**TEKS BACAAN:**
Malam itu, suara petir menggelegar, bersahutan. Hujan deras turun disertai angin kencang. Suasana RSUD Jombang yang sejak sore terlihat tenang dan nyaman, tiba-tiba sepi dan mencekam. Listrik mendadak padam. Membuat hati dan pikiran tak menentu. Hingga tak lama kemudian, jenset penggantipun dinyalakan.
Malam itu, di ruang VIP, tempat Hadratussyekh Yusuf dirawat, sudah ada Bu Nyai Ruqayyah, Gus Didik, Gus Ghofar, Gus Ishom, dan sanak keluarga yang sempat berkumpul. Kami semua tidak henti-hentinya melafalkan kalimat-kalimat thayyibah. Bu Nyai Ruqayyah, yang kurang lebih sudah 8 tahun dengan setia dan sabar mendampingi Hadratussyekh Yusuf dalam keadaan sakit, menampakkan wajah pasrah. Ketabahan dan kebesaran jiwanya terpancar jelas dari kedua bola mata Beliau.

**CUPLIKAN BARIS:**
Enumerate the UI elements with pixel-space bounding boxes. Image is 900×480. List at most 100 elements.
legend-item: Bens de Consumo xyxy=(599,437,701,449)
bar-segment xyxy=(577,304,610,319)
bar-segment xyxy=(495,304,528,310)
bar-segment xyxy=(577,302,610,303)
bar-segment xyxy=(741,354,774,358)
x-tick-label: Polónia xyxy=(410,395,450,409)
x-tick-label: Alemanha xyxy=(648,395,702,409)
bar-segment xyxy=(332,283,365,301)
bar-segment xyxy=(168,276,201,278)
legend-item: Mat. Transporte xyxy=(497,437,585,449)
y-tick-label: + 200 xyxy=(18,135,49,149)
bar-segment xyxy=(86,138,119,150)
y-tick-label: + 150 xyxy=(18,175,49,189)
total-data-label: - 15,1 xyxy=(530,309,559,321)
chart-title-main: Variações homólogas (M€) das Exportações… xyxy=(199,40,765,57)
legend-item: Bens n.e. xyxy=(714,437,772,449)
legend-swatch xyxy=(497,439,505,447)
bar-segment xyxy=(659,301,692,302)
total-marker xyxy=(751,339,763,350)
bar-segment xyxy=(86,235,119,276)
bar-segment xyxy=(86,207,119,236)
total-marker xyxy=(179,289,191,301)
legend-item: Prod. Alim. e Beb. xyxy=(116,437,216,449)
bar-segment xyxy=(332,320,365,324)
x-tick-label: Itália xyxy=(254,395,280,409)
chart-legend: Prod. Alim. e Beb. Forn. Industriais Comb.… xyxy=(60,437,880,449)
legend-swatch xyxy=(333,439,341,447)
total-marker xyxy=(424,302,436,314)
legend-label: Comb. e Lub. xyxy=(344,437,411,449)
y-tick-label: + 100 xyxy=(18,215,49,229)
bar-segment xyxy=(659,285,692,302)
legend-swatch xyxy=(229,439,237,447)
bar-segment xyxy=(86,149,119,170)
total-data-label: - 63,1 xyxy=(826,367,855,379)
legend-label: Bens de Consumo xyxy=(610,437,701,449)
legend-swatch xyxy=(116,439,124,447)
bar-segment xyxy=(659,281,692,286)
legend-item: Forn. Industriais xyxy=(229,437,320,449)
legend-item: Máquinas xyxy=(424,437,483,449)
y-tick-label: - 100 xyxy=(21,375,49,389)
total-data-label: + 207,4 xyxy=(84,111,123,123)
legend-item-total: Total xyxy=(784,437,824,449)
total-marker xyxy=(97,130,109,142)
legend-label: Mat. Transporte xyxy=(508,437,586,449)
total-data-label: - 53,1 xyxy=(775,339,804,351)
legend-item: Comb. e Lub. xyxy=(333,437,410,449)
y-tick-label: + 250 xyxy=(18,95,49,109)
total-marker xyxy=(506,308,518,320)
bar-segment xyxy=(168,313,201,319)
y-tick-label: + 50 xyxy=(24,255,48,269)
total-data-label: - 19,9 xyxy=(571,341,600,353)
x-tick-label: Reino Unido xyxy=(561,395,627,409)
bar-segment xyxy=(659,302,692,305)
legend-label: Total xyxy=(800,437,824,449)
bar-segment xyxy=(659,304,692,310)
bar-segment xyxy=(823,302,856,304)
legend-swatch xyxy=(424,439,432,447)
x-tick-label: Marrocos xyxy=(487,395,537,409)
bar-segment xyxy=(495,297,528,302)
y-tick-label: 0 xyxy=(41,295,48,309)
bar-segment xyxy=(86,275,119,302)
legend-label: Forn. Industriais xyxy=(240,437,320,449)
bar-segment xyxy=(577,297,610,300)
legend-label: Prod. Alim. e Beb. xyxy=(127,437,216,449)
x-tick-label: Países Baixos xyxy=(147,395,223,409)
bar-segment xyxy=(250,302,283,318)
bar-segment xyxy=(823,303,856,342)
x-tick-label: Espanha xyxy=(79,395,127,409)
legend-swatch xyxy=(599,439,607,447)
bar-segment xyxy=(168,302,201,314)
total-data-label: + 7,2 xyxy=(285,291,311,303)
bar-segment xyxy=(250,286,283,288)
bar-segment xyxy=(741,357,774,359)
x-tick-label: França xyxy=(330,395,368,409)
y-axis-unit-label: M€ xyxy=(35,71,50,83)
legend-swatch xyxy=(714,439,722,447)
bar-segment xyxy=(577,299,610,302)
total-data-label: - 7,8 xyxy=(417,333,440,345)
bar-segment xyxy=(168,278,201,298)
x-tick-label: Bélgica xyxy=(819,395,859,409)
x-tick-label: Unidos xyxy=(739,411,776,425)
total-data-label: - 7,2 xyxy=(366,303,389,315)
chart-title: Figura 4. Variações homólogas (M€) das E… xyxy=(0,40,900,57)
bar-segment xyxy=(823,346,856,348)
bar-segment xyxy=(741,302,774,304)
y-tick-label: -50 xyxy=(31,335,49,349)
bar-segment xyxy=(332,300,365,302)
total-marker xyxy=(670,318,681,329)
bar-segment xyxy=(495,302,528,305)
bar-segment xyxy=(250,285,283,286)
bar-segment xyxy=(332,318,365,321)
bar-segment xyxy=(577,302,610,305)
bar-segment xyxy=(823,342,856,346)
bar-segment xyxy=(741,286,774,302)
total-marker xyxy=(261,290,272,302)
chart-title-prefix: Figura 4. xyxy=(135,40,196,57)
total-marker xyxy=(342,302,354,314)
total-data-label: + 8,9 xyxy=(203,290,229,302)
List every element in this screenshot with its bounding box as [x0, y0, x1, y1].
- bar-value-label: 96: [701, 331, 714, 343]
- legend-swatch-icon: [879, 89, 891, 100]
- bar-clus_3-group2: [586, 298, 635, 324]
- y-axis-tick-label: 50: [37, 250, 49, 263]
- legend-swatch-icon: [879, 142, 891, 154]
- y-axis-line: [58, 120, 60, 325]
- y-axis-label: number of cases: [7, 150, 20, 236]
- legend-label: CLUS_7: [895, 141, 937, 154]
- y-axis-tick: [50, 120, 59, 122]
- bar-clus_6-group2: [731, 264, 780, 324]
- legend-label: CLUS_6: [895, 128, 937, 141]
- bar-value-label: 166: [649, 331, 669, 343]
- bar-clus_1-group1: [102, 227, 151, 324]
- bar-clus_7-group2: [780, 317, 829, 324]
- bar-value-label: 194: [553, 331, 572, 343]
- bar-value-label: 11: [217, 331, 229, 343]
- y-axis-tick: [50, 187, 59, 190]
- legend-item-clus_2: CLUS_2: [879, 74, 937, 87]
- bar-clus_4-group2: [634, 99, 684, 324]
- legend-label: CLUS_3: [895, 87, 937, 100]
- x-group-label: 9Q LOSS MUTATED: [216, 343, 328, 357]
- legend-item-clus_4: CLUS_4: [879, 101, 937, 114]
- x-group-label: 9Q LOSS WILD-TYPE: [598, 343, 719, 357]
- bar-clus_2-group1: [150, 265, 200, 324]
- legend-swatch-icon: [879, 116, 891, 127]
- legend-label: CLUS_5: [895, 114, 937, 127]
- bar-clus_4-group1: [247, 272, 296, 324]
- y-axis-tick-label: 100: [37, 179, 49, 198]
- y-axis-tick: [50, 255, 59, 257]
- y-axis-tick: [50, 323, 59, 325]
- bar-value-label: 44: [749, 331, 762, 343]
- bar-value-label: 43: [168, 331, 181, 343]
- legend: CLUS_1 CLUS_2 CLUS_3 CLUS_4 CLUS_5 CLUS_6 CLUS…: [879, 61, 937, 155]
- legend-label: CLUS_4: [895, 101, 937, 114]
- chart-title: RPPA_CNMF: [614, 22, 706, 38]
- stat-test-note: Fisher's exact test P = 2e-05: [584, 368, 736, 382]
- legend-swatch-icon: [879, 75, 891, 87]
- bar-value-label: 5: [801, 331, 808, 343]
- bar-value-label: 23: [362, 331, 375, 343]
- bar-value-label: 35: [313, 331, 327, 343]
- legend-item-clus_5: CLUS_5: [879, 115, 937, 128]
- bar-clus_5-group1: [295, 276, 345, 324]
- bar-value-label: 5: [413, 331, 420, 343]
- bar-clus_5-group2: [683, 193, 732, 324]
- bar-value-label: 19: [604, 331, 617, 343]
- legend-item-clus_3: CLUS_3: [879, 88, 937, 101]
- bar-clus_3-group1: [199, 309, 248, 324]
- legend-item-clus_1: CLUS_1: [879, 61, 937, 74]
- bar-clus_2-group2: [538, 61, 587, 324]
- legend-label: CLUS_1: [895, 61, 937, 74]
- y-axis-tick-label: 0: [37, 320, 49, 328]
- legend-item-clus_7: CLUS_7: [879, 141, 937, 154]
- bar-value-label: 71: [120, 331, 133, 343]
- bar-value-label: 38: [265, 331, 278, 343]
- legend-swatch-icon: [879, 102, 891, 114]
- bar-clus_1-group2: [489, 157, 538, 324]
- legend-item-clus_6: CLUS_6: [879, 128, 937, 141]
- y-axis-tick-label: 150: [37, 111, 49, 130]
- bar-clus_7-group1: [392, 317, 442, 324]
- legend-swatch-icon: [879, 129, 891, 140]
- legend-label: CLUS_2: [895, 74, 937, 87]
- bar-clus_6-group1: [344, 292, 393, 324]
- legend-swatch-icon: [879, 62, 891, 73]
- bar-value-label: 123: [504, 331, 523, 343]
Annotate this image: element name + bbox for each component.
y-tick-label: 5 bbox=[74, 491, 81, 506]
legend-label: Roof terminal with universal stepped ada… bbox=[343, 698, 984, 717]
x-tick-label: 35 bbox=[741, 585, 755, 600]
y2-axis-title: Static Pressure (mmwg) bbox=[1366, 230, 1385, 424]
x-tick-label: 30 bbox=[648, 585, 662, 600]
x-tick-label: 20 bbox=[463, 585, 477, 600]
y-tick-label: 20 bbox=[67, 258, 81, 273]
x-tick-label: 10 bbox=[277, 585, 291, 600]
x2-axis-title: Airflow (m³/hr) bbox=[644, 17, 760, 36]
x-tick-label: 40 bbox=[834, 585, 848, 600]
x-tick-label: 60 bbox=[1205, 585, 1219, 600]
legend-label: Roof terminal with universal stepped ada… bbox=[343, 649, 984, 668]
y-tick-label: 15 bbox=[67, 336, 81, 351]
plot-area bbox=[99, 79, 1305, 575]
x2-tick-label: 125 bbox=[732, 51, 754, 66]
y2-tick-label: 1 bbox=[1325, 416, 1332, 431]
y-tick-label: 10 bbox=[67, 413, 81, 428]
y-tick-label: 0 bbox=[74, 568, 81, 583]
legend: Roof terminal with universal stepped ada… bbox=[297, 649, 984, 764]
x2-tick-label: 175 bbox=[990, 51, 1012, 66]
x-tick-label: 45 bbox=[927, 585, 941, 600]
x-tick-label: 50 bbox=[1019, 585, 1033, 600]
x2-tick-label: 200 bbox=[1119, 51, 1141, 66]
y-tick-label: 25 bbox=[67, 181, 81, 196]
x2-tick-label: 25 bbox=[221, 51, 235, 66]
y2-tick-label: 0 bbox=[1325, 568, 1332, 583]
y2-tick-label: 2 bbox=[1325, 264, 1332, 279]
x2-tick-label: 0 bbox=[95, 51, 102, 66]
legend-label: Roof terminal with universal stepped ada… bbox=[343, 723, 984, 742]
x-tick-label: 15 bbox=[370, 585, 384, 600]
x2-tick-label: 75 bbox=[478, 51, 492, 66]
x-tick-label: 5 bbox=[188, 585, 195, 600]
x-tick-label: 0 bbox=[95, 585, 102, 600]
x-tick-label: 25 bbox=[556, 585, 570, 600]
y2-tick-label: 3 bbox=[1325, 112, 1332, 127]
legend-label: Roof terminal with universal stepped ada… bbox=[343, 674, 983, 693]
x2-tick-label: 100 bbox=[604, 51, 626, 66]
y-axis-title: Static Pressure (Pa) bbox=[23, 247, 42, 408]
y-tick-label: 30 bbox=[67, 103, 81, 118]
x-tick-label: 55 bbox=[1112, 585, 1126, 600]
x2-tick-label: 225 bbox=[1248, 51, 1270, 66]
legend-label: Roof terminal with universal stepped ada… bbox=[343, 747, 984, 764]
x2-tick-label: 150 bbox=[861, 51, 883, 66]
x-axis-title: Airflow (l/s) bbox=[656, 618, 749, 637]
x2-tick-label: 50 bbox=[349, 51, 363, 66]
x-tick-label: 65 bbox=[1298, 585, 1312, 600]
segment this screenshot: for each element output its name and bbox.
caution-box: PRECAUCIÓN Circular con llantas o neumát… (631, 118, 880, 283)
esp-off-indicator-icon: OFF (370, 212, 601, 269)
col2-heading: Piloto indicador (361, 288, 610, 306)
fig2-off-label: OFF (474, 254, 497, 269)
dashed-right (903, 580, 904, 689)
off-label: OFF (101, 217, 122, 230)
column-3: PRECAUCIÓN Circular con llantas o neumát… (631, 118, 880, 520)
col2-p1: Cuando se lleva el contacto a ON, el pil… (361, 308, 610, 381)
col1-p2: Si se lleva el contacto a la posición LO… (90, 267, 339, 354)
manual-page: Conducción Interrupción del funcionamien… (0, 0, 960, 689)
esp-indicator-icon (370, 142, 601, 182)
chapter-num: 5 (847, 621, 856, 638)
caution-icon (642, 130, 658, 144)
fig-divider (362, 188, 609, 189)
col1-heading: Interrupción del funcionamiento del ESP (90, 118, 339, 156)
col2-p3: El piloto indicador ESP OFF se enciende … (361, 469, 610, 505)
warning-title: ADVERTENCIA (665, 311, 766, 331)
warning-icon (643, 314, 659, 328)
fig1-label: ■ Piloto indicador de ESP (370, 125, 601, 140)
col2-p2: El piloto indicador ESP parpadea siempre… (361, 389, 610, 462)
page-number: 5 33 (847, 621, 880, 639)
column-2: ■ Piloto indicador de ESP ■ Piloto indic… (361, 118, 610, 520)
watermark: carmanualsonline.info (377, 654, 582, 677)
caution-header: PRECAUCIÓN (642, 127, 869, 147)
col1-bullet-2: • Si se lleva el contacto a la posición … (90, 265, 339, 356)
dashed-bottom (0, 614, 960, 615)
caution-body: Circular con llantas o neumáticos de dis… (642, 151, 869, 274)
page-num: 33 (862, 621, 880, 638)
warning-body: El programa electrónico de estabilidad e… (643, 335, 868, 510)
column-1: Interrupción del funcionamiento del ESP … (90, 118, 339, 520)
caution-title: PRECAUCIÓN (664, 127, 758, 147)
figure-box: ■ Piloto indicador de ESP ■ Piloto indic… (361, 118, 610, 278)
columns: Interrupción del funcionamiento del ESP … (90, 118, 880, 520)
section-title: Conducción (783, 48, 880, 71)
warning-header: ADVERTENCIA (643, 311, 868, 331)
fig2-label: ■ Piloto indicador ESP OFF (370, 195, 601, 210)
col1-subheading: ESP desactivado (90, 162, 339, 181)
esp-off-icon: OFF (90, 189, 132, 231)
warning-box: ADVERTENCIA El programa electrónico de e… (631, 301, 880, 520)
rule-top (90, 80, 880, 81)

**KEGIATAN ANDA:**
**a.** Menurut teks bacaan, sudah berapa lama Bu Nyai Ruqayyah mendampingi Hadratussyekh Yusuf dalam keadaan sakit?
**b.** Pilihlah setiap baris yang memuat kata "Transporte", dengan membedakan huruf besar dan huruf kecil.

**KUNCI JAWABAN:**
**a.** Kurang lebih 8 tahun.

**b.**
legend-item: Mat. Transporte xyxy=(497,437,585,449)
legend-label: Mat. Transporte xyxy=(508,437,586,449)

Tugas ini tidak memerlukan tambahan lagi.